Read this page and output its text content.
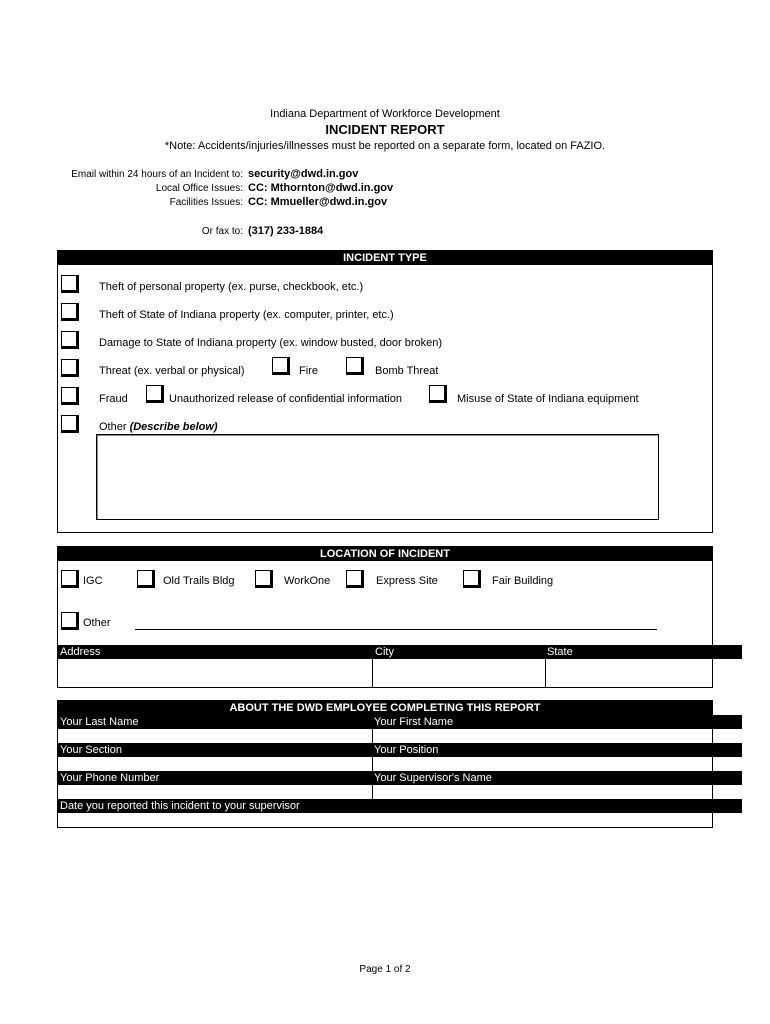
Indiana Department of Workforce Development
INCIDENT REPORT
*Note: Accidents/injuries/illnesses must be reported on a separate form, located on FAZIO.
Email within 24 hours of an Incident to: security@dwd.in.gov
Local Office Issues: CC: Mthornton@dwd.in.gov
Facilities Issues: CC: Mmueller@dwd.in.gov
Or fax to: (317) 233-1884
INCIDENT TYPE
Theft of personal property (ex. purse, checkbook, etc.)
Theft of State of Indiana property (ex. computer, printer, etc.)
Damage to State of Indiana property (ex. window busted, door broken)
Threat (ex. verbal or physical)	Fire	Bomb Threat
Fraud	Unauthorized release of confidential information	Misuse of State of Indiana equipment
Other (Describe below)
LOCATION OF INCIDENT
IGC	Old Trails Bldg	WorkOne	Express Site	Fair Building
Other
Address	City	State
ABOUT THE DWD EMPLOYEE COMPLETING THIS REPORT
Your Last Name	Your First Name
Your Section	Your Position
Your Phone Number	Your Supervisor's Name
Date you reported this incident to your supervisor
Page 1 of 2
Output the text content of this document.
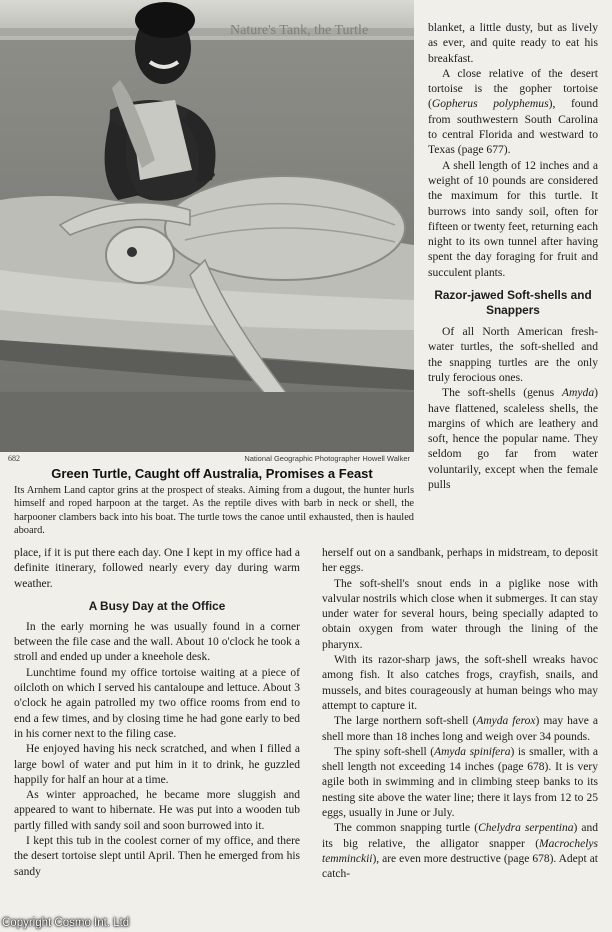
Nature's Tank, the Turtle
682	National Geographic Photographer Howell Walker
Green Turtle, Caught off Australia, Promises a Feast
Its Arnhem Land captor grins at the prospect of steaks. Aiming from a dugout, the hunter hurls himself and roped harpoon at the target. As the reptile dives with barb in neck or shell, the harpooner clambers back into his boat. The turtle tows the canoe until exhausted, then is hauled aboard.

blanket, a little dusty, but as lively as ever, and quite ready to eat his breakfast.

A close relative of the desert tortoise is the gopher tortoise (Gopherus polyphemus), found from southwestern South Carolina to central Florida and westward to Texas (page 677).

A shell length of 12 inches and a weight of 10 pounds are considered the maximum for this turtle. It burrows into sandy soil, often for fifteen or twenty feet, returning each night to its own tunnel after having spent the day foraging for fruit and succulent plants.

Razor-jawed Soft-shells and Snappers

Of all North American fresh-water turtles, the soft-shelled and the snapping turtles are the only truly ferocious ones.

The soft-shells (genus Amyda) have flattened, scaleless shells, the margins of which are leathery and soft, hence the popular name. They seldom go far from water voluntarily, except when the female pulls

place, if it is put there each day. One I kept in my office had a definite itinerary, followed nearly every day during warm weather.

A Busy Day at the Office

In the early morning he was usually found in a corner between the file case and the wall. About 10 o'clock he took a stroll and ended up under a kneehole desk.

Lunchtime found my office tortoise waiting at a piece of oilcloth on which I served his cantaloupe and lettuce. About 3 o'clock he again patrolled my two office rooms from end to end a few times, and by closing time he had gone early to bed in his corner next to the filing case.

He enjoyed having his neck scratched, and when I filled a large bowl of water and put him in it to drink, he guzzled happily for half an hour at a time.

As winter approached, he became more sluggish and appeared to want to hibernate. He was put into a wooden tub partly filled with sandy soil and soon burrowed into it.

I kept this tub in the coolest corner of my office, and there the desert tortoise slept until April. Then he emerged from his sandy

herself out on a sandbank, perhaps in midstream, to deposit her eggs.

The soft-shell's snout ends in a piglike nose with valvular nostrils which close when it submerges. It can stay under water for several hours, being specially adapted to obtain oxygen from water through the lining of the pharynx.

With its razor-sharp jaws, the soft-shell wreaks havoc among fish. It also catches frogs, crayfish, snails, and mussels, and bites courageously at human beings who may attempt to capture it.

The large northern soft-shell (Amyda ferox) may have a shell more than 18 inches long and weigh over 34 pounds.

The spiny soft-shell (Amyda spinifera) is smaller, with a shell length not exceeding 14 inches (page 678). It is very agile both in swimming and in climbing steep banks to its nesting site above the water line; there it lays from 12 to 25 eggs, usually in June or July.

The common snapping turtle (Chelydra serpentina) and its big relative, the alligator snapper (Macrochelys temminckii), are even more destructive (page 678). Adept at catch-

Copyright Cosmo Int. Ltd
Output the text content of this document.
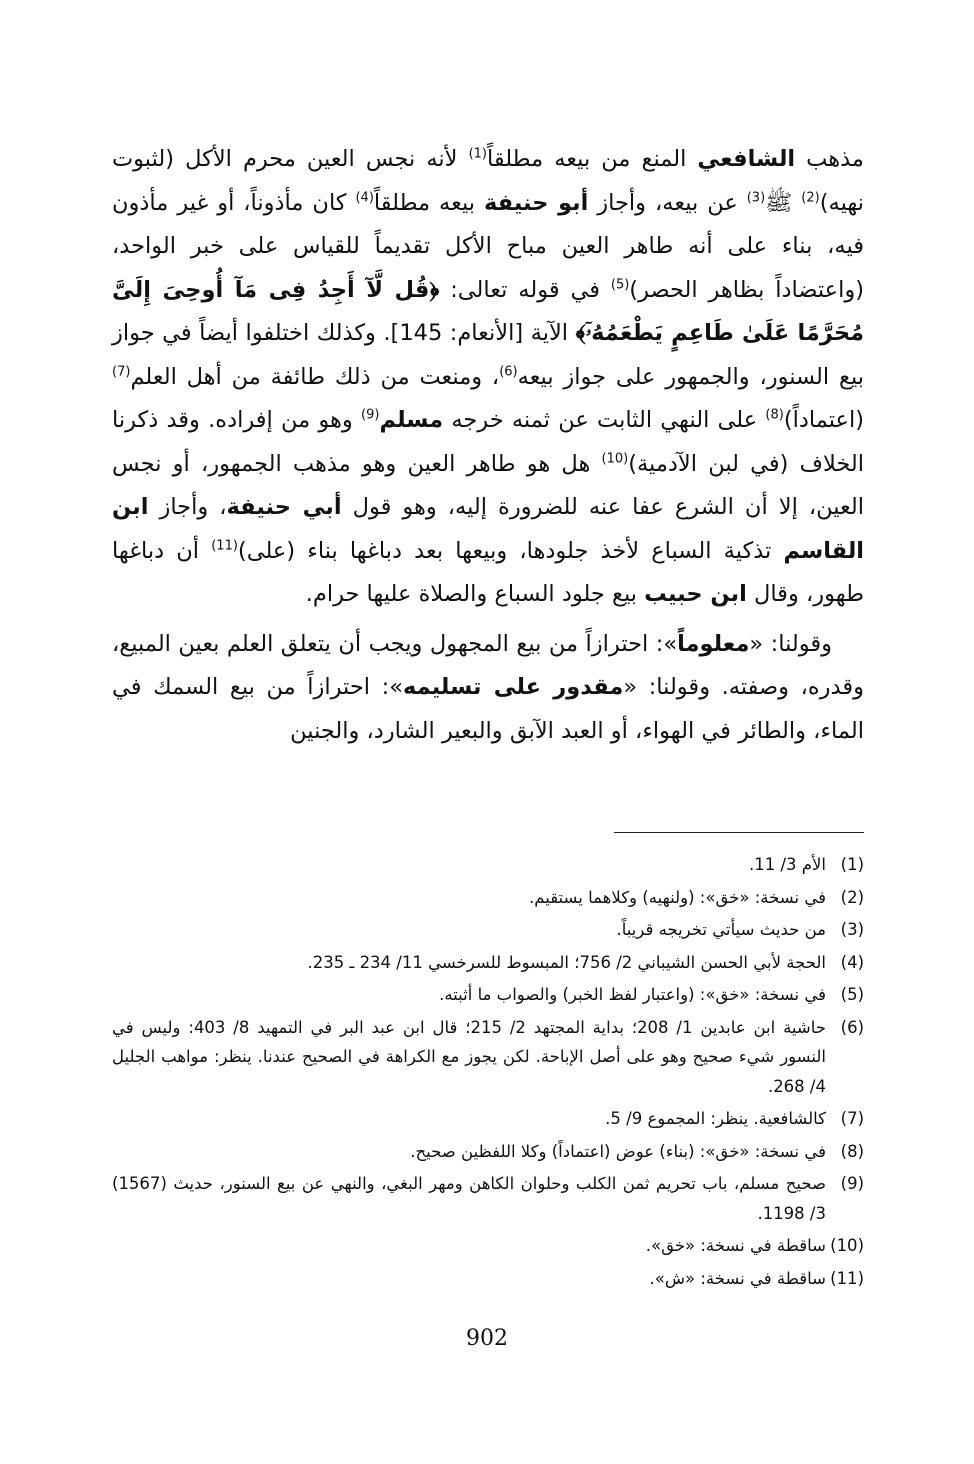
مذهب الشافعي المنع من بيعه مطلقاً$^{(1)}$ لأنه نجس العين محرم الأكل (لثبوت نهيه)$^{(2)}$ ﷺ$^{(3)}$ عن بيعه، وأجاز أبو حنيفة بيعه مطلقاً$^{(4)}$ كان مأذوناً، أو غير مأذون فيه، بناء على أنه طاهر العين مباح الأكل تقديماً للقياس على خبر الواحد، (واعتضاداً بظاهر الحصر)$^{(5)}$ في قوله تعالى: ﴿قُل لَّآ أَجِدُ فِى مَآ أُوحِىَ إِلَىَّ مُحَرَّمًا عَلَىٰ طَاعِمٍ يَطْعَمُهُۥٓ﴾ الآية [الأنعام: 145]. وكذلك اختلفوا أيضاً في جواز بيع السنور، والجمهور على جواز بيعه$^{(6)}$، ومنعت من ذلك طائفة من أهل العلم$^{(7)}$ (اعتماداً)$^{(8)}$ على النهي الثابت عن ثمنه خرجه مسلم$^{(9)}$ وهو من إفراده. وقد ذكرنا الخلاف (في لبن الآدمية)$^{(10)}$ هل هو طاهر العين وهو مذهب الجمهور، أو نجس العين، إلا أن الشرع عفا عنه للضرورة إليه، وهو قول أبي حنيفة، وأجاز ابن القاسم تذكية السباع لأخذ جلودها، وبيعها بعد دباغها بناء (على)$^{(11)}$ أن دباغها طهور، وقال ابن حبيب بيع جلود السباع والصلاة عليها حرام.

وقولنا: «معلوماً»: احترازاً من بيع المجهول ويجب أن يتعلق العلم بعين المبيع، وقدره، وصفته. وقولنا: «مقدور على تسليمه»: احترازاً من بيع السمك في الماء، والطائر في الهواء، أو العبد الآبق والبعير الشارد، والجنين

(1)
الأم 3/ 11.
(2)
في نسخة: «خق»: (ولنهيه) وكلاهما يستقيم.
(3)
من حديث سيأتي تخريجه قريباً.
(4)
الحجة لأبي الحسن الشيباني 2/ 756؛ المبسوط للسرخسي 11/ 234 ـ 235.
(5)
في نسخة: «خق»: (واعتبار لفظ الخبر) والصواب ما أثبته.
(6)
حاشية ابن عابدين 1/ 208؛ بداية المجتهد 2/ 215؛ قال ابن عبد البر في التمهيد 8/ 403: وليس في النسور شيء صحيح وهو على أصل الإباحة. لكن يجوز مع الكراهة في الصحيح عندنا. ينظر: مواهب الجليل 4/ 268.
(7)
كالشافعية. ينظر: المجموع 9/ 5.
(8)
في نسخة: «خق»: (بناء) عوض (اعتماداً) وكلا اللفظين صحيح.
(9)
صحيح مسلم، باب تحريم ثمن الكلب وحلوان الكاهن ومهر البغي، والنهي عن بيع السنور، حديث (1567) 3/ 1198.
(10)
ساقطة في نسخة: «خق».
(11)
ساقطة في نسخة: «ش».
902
....................
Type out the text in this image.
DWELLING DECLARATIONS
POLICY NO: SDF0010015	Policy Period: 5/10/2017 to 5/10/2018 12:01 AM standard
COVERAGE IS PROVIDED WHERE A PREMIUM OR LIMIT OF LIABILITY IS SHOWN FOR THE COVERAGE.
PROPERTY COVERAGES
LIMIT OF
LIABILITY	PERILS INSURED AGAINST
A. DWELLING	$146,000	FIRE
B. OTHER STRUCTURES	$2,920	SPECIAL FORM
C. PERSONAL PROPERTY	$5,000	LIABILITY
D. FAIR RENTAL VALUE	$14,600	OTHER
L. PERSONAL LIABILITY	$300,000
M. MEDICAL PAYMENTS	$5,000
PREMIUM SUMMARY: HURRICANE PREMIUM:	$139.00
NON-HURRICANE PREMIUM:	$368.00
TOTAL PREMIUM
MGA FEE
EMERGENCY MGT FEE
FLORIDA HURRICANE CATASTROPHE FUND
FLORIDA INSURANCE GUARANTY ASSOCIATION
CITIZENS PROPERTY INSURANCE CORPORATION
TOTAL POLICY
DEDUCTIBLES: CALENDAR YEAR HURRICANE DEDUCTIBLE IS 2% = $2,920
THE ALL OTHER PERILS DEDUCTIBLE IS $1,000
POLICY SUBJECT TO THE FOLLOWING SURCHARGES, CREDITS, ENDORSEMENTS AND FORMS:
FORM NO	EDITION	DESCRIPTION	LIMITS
....................
What the task requires: Pick out every line with the string "INSURANCE" and copy it.

In response:
FLORIDA INSURANCE GUARANTY ASSOCIATION
CITIZENS PROPERTY INSURANCE CORPORATION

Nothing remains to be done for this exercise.